### Problem description:
A line counts if it contains the word "name" at least once. State how many such lines the records contain, giving the number alone.

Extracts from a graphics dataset
---*---

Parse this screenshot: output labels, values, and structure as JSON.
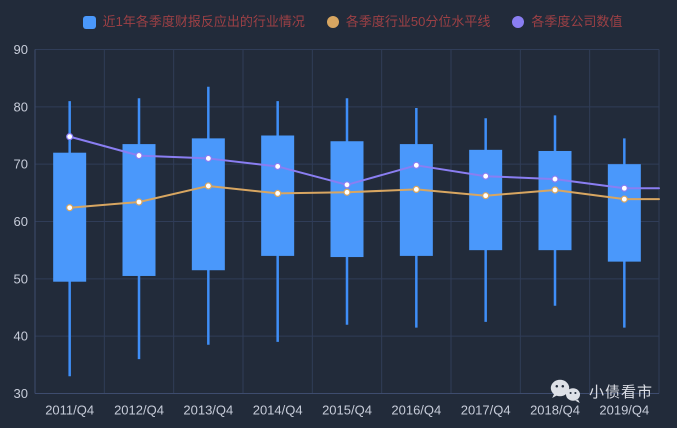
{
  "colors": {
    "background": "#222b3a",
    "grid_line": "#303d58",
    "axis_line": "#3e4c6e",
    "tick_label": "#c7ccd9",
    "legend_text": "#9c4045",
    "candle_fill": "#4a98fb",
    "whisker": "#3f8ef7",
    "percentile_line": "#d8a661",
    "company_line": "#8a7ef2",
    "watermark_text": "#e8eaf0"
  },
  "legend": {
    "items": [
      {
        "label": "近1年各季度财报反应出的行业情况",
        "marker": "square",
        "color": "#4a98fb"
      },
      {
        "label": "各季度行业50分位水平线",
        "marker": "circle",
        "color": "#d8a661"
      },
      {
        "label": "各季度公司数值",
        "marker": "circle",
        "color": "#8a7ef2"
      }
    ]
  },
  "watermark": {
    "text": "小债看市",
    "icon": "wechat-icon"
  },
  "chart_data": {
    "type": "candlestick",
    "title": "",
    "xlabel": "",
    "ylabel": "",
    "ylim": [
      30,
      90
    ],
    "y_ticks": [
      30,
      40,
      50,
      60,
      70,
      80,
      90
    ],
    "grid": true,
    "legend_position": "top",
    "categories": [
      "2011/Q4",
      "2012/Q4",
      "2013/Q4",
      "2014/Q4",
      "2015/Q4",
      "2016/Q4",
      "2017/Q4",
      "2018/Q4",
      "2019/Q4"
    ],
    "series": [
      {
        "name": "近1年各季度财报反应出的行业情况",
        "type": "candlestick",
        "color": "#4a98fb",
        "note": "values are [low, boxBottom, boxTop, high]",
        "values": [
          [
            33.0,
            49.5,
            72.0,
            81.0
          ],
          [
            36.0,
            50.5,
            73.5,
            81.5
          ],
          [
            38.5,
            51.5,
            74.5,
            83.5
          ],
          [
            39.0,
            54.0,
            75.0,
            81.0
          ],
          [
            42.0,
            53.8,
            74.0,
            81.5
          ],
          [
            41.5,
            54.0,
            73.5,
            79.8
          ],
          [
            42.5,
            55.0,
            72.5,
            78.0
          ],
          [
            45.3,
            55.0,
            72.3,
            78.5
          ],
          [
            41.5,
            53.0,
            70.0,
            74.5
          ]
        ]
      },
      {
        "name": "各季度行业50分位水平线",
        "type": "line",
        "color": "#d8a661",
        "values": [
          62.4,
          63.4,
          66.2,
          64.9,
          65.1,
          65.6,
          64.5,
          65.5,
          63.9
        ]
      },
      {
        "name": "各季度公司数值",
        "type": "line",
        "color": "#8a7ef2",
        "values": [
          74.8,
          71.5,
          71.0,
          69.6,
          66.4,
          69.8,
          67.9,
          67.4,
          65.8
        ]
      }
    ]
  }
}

---*---

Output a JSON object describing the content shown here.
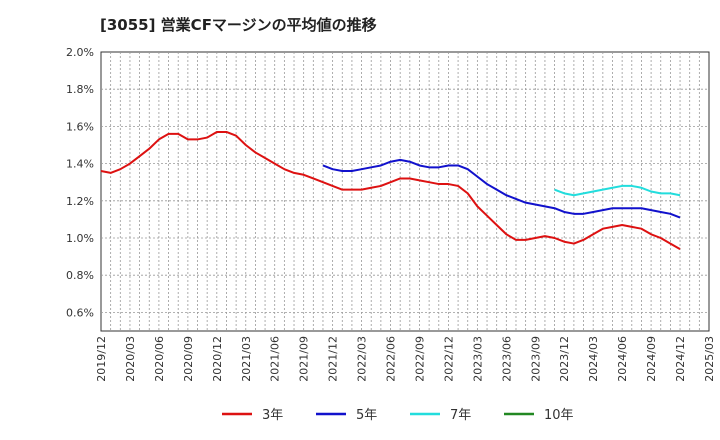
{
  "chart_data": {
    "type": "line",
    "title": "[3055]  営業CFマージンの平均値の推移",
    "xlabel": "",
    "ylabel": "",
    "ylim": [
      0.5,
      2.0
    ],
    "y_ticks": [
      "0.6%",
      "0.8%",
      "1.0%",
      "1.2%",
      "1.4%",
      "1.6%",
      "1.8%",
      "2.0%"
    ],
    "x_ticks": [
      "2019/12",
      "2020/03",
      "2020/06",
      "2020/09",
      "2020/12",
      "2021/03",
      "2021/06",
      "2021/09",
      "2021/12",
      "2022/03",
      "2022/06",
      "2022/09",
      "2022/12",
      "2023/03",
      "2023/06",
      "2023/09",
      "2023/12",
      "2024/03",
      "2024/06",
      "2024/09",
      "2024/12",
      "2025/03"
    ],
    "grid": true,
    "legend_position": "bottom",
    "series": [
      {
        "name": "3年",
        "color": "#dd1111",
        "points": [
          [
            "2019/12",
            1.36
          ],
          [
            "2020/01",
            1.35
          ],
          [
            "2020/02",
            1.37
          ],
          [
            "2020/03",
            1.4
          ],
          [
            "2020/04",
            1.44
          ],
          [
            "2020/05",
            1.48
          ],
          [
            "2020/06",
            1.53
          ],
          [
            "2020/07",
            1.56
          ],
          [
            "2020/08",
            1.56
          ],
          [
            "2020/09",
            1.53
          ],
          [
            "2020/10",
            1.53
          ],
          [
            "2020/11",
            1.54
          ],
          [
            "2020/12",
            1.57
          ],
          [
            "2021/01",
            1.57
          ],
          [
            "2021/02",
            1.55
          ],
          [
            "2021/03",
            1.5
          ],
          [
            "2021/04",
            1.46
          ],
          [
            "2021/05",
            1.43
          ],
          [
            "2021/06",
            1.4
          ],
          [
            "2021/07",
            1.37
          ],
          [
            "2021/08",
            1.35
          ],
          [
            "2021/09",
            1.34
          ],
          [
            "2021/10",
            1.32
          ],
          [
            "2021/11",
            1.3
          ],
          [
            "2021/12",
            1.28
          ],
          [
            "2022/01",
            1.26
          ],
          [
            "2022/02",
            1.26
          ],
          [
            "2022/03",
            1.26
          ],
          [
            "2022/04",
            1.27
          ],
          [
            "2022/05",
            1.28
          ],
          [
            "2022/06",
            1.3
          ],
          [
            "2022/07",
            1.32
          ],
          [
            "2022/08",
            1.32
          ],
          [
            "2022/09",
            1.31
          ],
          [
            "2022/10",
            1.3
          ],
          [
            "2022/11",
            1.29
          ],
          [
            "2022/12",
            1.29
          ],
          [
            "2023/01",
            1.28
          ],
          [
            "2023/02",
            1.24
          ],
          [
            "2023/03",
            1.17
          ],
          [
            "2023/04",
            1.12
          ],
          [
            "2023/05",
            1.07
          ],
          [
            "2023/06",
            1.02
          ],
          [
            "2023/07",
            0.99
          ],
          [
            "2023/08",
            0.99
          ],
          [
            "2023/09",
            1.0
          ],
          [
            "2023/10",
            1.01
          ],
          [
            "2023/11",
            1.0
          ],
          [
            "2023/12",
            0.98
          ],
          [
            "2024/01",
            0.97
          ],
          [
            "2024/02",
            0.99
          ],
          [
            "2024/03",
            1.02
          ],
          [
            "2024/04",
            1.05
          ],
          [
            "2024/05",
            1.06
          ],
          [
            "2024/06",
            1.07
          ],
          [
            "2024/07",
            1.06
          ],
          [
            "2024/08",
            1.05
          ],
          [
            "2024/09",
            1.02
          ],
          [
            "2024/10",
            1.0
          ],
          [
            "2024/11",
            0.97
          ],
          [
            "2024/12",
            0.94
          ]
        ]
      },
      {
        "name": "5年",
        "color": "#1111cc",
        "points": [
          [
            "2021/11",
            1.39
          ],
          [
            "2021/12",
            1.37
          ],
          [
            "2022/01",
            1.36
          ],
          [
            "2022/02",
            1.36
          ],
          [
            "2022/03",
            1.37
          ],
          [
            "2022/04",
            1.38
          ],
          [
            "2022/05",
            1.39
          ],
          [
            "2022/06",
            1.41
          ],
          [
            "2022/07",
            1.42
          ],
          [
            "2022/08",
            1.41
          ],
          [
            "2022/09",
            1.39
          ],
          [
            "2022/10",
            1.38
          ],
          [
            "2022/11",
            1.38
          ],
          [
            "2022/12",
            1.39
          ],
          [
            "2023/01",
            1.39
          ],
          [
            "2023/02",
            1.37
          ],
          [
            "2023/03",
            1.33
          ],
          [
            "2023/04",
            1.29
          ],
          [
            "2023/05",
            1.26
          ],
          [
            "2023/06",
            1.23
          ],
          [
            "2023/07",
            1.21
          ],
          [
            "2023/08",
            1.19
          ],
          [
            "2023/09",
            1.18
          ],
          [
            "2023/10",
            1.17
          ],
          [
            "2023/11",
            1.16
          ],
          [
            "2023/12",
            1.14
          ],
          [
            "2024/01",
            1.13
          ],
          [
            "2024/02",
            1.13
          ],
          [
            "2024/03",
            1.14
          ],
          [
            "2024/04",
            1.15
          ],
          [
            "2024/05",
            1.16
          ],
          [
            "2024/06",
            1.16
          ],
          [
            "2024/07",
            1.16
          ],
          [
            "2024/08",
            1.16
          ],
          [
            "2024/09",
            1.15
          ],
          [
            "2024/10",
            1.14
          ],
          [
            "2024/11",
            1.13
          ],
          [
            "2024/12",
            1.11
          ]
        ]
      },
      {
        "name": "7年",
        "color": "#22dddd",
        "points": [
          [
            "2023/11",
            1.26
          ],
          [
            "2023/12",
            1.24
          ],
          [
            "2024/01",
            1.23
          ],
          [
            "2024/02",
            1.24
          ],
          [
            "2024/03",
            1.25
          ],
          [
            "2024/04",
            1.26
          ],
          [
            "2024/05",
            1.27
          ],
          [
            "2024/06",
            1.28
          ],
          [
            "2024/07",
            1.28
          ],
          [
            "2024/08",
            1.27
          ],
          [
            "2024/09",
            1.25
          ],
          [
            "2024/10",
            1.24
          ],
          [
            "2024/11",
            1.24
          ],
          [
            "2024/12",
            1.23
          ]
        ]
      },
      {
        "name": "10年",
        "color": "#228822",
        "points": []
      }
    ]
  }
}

---*---

### Expected output:
7